**What to produce:** Below are records to transcribe exactly, without their pictures.

========================================================================

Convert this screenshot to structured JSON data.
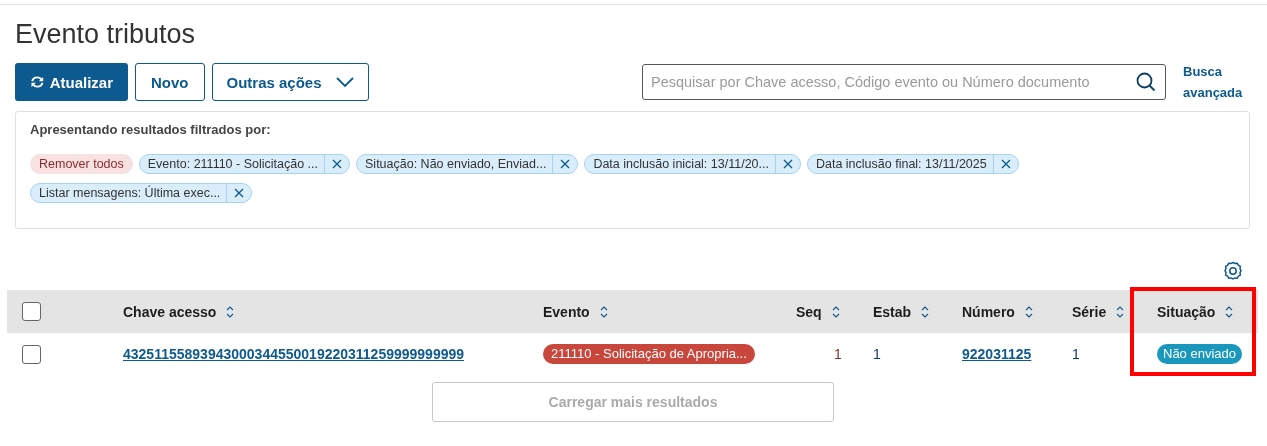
{
  "title": "Evento tributos",
  "toolbar": {
    "buttons": [
      {
        "label": "Atualizar",
        "kind": "primary"
      },
      {
        "label": "Novo",
        "kind": "secondary"
      },
      {
        "label": "Outras ações",
        "kind": "dropdown"
      }
    ],
    "search": {
      "placeholder": "Pesquisar por Chave acesso, Código evento ou Número documento"
    },
    "advanced_search": "Busca avançada"
  },
  "filters": {
    "caption": "Apresentando resultados filtrados por:",
    "chips": [
      {
        "label": "Remover todos",
        "kind": "remove_all"
      },
      {
        "label": "Evento: 211110 - Solicitação ...",
        "kind": "filter"
      },
      {
        "label": "Situação: Não enviado, Enviad...",
        "kind": "filter"
      },
      {
        "label": "Data inclusão inicial: 13/11/20...",
        "kind": "filter"
      },
      {
        "label": "Data inclusão final: 13/11/2025",
        "kind": "filter"
      },
      {
        "label": "Listar mensagens: Última exec...",
        "kind": "filter"
      }
    ]
  },
  "table": {
    "select_all": {
      "checked": false
    },
    "columns": [
      {
        "label": "Chave acesso",
        "highlighted": false
      },
      {
        "label": "Evento",
        "highlighted": false
      },
      {
        "label": "Seq",
        "highlighted": false
      },
      {
        "label": "Estab",
        "highlighted": false
      },
      {
        "label": "Número",
        "highlighted": false
      },
      {
        "label": "Série",
        "highlighted": false
      },
      {
        "label": "Situação",
        "highlighted": true
      }
    ],
    "rows": [
      {
        "checked": false,
        "chave_acesso": "43251155893943000344550019220311259999999999",
        "evento": {
          "label": "211110 - Solicitação de Apropria...",
          "color": "#c9463d"
        },
        "seq": "1",
        "estab": "1",
        "numero": "922031125",
        "serie": "1",
        "situacao": {
          "label": "Não enviado",
          "color": "#1a97bd"
        }
      }
    ]
  },
  "load_more": "Carregar mais resultados"
}
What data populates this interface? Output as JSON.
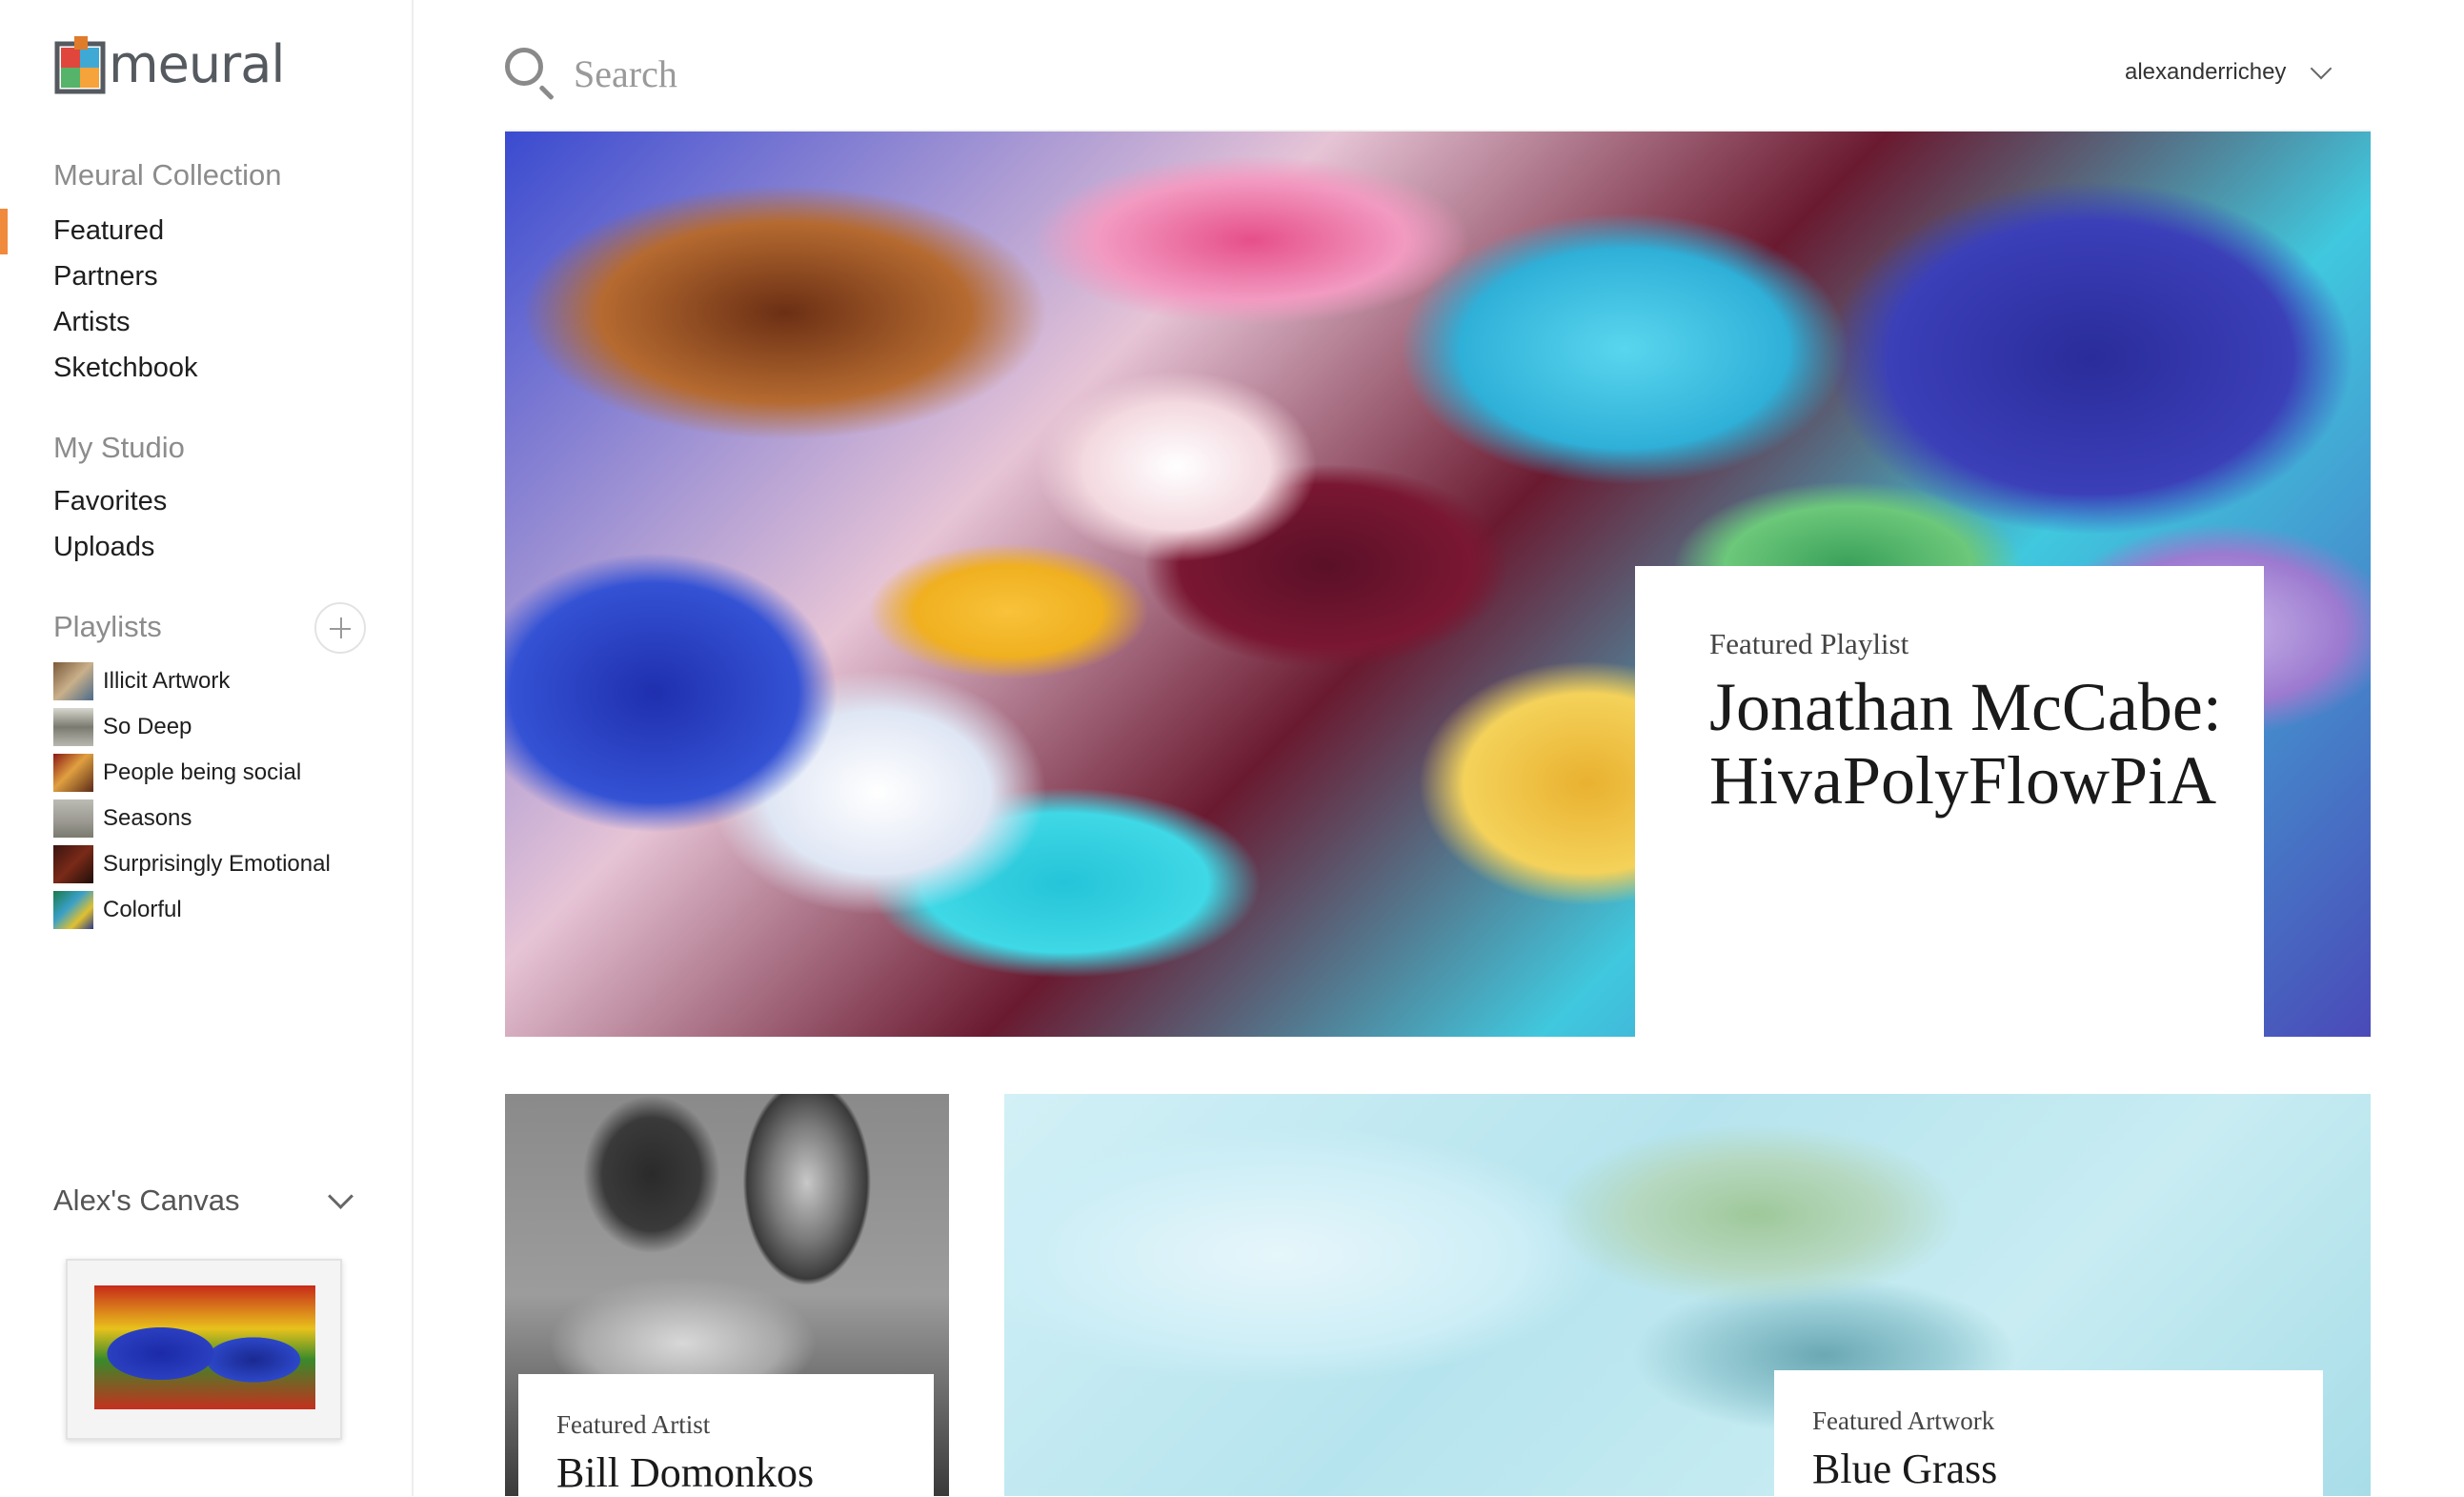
{
  "brand": {
    "name": "meural"
  },
  "sidebar": {
    "collection_title": "Meural Collection",
    "collection_items": [
      {
        "label": "Featured",
        "active": true
      },
      {
        "label": "Partners"
      },
      {
        "label": "Artists"
      },
      {
        "label": "Sketchbook"
      }
    ],
    "studio_title": "My Studio",
    "studio_items": [
      {
        "label": "Favorites"
      },
      {
        "label": "Uploads"
      }
    ],
    "playlists_title": "Playlists",
    "playlists": [
      {
        "label": "Illicit Artwork"
      },
      {
        "label": "So Deep"
      },
      {
        "label": "People being social"
      },
      {
        "label": "Seasons"
      },
      {
        "label": "Surprisingly Emotional"
      },
      {
        "label": "Colorful"
      }
    ],
    "canvas_title": "Alex's Canvas"
  },
  "header": {
    "search_placeholder": "Search",
    "username": "alexanderrichey"
  },
  "hero": {
    "kicker": "Featured Playlist",
    "title": "Jonathan McCabe: HivaPolyFlowPiA"
  },
  "featured_artist": {
    "kicker": "Featured Artist",
    "name": "Bill Domonkos"
  },
  "featured_artwork": {
    "kicker": "Featured Artwork",
    "name": "Blue Grass"
  },
  "colors": {
    "accent": "#f08a3c"
  }
}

========================================================================

**Solution to this task:**
Convert this screenshot to structured JSON data.
{
  "title": "Evento tributos",
  "toolbar": {
    "buttons": [
      {
        "label": "Atualizar",
        "kind": "primary"
      },
      {
        "label": "Novo",
        "kind": "secondary"
      },
      {
        "label": "Outras ações",
        "kind": "dropdown"
      }
    ],
    "search": {
      "placeholder": "Pesquisar por Chave acesso, Código evento ou Número documento"
    },
    "advanced_search": "Busca avançada"
  },
  "filters": {
    "caption": "Apresentando resultados filtrados por:",
    "chips": [
      {
        "label": "Remover todos",
        "kind": "remove_all"
      },
      {
        "label": "Evento: 211110 - Solicitação ...",
        "kind": "filter"
      },
      {
        "label": "Situação: Não enviado, Enviad...",
        "kind": "filter"
      },
      {
        "label": "Data inclusão inicial: 13/11/20...",
        "kind": "filter"
      },
      {
        "label": "Data inclusão final: 13/11/2025",
        "kind": "filter"
      },
      {
        "label": "Listar mensagens: Última exec...",
        "kind": "filter"
      }
    ]
  },
  "table": {
    "select_all": {
      "checked": false
    },
    "columns": [
      {
        "label": "Chave acesso",
        "highlighted": false
      },
      {
        "label": "Evento",
        "highlighted": false
      },
      {
        "label": "Seq",
        "highlighted": false
      },
      {
        "label": "Estab",
        "highlighted": false
      },
      {
        "label": "Número",
        "highlighted": false
      },
      {
        "label": "Série",
        "highlighted": false
      },
      {
        "label": "Situação",
        "highlighted": true
      }
    ],
    "rows": [
      {
        "checked": false,
        "chave_acesso": "43251155893943000344550019220311259999999999",
        "evento": {
          "label": "211110 - Solicitação de Apropria...",
          "color": "#c9463d"
        },
        "seq": "1",
        "estab": "1",
        "numero": "922031125",
        "serie": "1",
        "situacao": {
          "label": "Não enviado",
          "color": "#1a97bd"
        }
      }
    ]
  },
  "load_more": "Carregar mais resultados"
}
What data populates this interface? Output as JSON.
{
  "brand": {
    "name": "meural"
  },
  "sidebar": {
    "collection_title": "Meural Collection",
    "collection_items": [
      {
        "label": "Featured",
        "active": true
      },
      {
        "label": "Partners"
      },
      {
        "label": "Artists"
      },
      {
        "label": "Sketchbook"
      }
    ],
    "studio_title": "My Studio",
    "studio_items": [
      {
        "label": "Favorites"
      },
      {
        "label": "Uploads"
      }
    ],
    "playlists_title": "Playlists",
    "playlists": [
      {
        "label": "Illicit Artwork"
      },
      {
        "label": "So Deep"
      },
      {
        "label": "People being social"
      },
      {
        "label": "Seasons"
      },
      {
        "label": "Surprisingly Emotional"
      },
      {
        "label": "Colorful"
      }
    ],
    "canvas_title": "Alex's Canvas"
  },
  "header": {
    "search_placeholder": "Search",
    "username": "alexanderrichey"
  },
  "hero": {
    "kicker": "Featured Playlist",
    "title": "Jonathan McCabe: HivaPolyFlowPiA"
  },
  "featured_artist": {
    "kicker": "Featured Artist",
    "name": "Bill Domonkos"
  },
  "featured_artwork": {
    "kicker": "Featured Artwork",
    "name": "Blue Grass"
  },
  "colors": {
    "accent": "#f08a3c"
  }
}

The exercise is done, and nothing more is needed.